* Begin *

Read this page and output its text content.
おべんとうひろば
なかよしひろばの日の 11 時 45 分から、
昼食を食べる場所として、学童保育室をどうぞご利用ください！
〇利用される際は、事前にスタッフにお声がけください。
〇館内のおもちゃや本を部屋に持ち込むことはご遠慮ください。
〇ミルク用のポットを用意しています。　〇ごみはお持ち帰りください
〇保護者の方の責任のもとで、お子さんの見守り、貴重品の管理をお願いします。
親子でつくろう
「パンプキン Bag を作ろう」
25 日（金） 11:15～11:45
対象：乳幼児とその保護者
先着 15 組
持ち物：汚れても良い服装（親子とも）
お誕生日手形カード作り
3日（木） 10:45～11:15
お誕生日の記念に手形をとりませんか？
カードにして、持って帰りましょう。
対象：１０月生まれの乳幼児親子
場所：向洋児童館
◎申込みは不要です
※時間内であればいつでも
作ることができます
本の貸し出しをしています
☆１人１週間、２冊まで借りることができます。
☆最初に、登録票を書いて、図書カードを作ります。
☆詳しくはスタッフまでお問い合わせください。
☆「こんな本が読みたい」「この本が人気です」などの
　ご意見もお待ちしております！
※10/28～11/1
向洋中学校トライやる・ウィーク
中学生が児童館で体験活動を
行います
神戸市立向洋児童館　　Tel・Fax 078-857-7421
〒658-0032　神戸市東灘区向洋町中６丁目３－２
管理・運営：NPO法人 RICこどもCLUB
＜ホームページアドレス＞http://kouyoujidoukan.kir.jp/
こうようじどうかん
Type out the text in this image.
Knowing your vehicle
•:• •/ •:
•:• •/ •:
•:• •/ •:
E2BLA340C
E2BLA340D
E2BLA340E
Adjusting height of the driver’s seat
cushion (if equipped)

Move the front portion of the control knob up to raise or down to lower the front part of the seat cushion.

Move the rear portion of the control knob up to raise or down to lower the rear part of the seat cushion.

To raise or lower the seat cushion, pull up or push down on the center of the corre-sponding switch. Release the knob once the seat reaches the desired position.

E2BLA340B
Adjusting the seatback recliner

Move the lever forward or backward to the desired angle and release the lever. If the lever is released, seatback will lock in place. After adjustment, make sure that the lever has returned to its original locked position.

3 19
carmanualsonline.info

* End *

What the task asks:
Extract the listing in its entirety and repeat it exactly.

Exercise response:
Read this page and output its text content.
おべんとうひろば
なかよしひろばの日の 11 時 45 分から、
昼食を食べる場所として、学童保育室をどうぞご利用ください！
〇利用される際は、事前にスタッフにお声がけください。
〇館内のおもちゃや本を部屋に持ち込むことはご遠慮ください。
〇ミルク用のポットを用意しています。　〇ごみはお持ち帰りください
〇保護者の方の責任のもとで、お子さんの見守り、貴重品の管理をお願いします。
親子でつくろう
「パンプキン Bag を作ろう」
25 日（金） 11:15～11:45
対象：乳幼児とその保護者
先着 15 組
持ち物：汚れても良い服装（親子とも）
お誕生日手形カード作り
3日（木） 10:45～11:15
お誕生日の記念に手形をとりませんか？
カードにして、持って帰りましょう。
対象：１０月生まれの乳幼児親子
場所：向洋児童館
◎申込みは不要です
※時間内であればいつでも
作ることができます
本の貸し出しをしています
☆１人１週間、２冊まで借りることができます。
☆最初に、登録票を書いて、図書カードを作ります。
☆詳しくはスタッフまでお問い合わせください。
☆「こんな本が読みたい」「この本が人気です」などの
　ご意見もお待ちしております！
※10/28～11/1
向洋中学校トライやる・ウィーク
中学生が児童館で体験活動を
行います
神戸市立向洋児童館　　Tel・Fax 078-857-7421
〒658-0032　神戸市東灘区向洋町中６丁目３－２
管理・運営：NPO法人 RICこどもCLUB
＜ホームページアドレス＞http://kouyoujidoukan.kir.jp/
こうようじどうかん
Type out the text in this image.
Knowing your vehicle
•:• •/ •:
•:• •/ •:
•:• •/ •:
E2BLA340C
E2BLA340D
E2BLA340E
Adjusting height of the driver’s seat
cushion (if equipped)

Move the front portion of the control knob up to raise or down to lower the front part of the seat cushion.

Move the rear portion of the control knob up to raise or down to lower the rear part of the seat cushion.

To raise or lower the seat cushion, pull up or push down on the center of the corre-sponding switch. Release the knob once the seat reaches the desired position.

E2BLA340B
Adjusting the seatback recliner

Move the lever forward or backward to the desired angle and release the lever. If the lever is released, seatback will lock in place. After adjustment, make sure that the lever has returned to its original locked position.

3 19
carmanualsonline.info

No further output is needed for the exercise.